§ WHAT NEEDS TO BE DONE: Lines that include the word "igjen" are the ones to copy.

[Extracted records]

━━━━━━━━━━

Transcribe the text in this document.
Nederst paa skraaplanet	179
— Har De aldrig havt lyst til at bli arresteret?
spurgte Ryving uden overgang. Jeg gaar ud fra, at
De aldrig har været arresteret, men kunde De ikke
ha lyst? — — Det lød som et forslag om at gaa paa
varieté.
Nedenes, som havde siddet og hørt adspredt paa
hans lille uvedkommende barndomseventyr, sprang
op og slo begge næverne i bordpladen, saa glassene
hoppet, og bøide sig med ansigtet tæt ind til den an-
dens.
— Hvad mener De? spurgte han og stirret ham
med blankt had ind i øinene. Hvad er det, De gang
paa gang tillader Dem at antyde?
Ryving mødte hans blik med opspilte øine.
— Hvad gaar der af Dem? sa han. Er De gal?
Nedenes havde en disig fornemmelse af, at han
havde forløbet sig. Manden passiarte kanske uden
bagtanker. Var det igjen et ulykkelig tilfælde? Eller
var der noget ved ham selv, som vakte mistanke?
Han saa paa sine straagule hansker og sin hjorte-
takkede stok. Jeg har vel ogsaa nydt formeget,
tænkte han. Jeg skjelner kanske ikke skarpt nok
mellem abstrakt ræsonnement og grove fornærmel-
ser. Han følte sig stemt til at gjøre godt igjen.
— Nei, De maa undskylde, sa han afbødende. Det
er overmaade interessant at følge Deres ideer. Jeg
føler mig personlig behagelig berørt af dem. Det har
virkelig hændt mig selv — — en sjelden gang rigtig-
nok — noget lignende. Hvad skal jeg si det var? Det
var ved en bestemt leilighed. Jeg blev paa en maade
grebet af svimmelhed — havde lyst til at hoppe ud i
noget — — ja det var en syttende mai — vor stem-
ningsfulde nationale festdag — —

━━━━━━━━━━

§ RESPONSE TO THE TASK:
bagtanker. Var det igjen et ulykkelig tilfælde? Eller
ser. Han følte sig stemt til at gjøre godt igjen.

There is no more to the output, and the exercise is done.